[Begin Data records]
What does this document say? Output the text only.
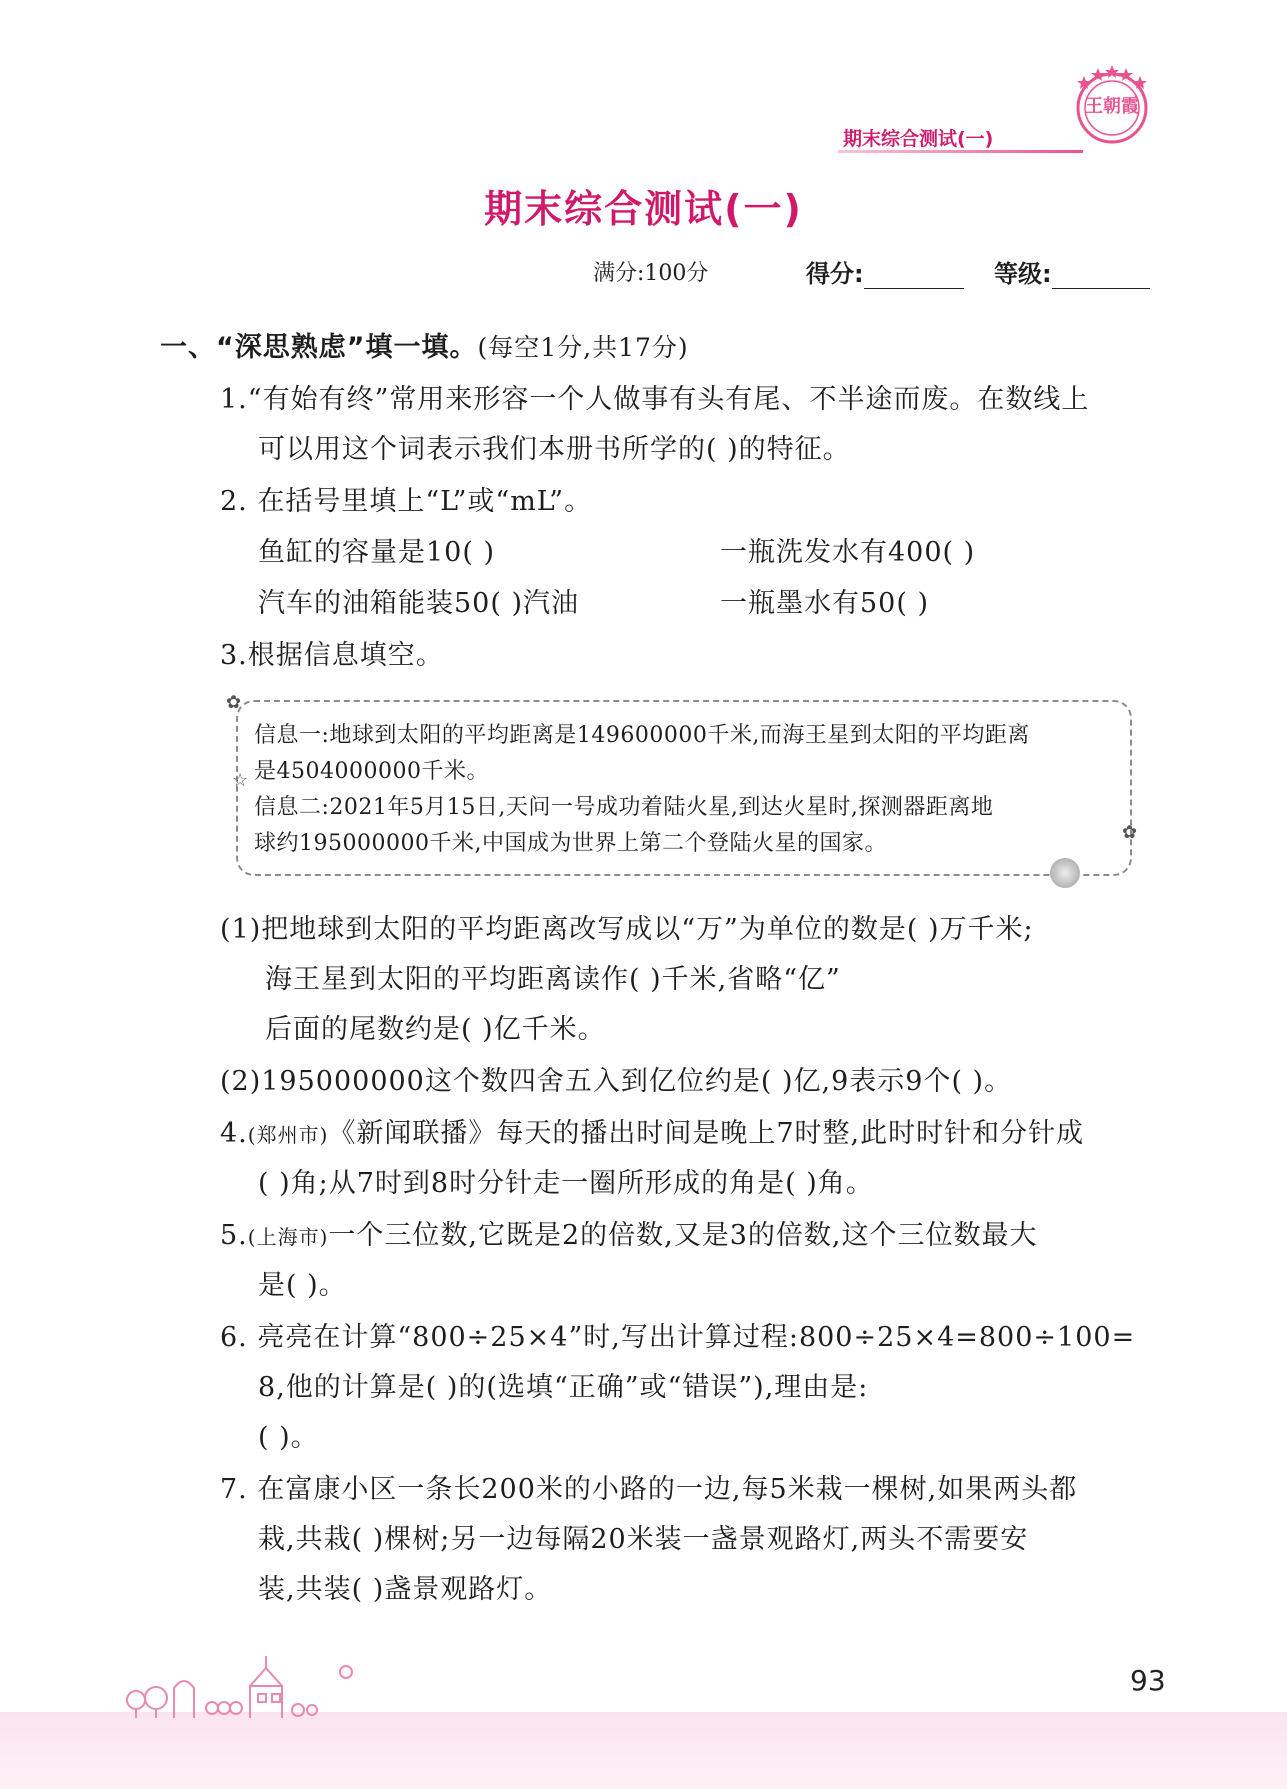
王朝霞
期末综合测试(一)
期末综合测试(一)
满分:100分	得分:	等级:
一、“深思熟虑”填一填。(每空1分,共17分)
1.“有始有终”常用来形容一个人做事有头有尾、不半途而废。在数线上
可以用这个词表示我们本册书所学的( )的特征。
2. 在括号里填上“L”或“mL”。
鱼缸的容量是10( )	一瓶洗发水有400( )
汽车的油箱能装50( )汽油	一瓶墨水有50( )
3.根据信息填空。
✿
☆
✿
信息一:地球到太阳的平均距离是149600000千米,而海王星到太阳的平均距离
是4504000000千米。
信息二:2021年5月15日,天问一号成功着陆火星,到达火星时,探测器距离地
球约195000000千米,中国成为世界上第二个登陆火星的国家。
(1)把地球到太阳的平均距离改写成以“万”为单位的数是( )万千米;
海王星到太阳的平均距离读作( )千米,省略“亿”
后面的尾数约是( )亿千米。
(2)195000000这个数四舍五入到亿位约是( )亿,9表示9个( )。
4.(郑州市)《新闻联播》每天的播出时间是晚上7时整,此时时针和分针成
( )角;从7时到8时分针走一圈所形成的角是( )角。
5.(上海市)一个三位数,它既是2的倍数,又是3的倍数,这个三位数最大
是( )。
6. 亮亮在计算“800÷25×4”时,写出计算过程:800÷25×4=800÷100=
8,他的计算是( )的(选填“正确”或“错误”),理由是:
( )。
7. 在富康小区一条长200米的小路的一边,每5米栽一棵树,如果两头都
栽,共栽( )棵树;另一边每隔20米装一盏景观路灯,两头不需要安
装,共装( )盏景观路灯。
93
[End Data records]
What you have to do >>
Restate each line of the records exactly; pictures do not belong in the copy.

Exercise output >>
What does this document say? Output the text only.
王朝霞
期末综合测试(一)
期末综合测试(一)
满分:100分	得分:	等级:
一、“深思熟虑”填一填。(每空1分,共17分)
1.“有始有终”常用来形容一个人做事有头有尾、不半途而废。在数线上
可以用这个词表示我们本册书所学的( )的特征。
2. 在括号里填上“L”或“mL”。
鱼缸的容量是10( )	一瓶洗发水有400( )
汽车的油箱能装50( )汽油	一瓶墨水有50( )
3.根据信息填空。
✿
☆
✿
信息一:地球到太阳的平均距离是149600000千米,而海王星到太阳的平均距离
是4504000000千米。
信息二:2021年5月15日,天问一号成功着陆火星,到达火星时,探测器距离地
球约195000000千米,中国成为世界上第二个登陆火星的国家。
(1)把地球到太阳的平均距离改写成以“万”为单位的数是( )万千米;
海王星到太阳的平均距离读作( )千米,省略“亿”
后面的尾数约是( )亿千米。
(2)195000000这个数四舍五入到亿位约是( )亿,9表示9个( )。
4.(郑州市)《新闻联播》每天的播出时间是晚上7时整,此时时针和分针成
( )角;从7时到8时分针走一圈所形成的角是( )角。
5.(上海市)一个三位数,它既是2的倍数,又是3的倍数,这个三位数最大
是( )。
6. 亮亮在计算“800÷25×4”时,写出计算过程:800÷25×4=800÷100=
8,他的计算是( )的(选填“正确”或“错误”),理由是:
( )。
7. 在富康小区一条长200米的小路的一边,每5米栽一棵树,如果两头都
栽,共栽( )棵树;另一边每隔20米装一盏景观路灯,两头不需要安
装,共装( )盏景观路灯。
93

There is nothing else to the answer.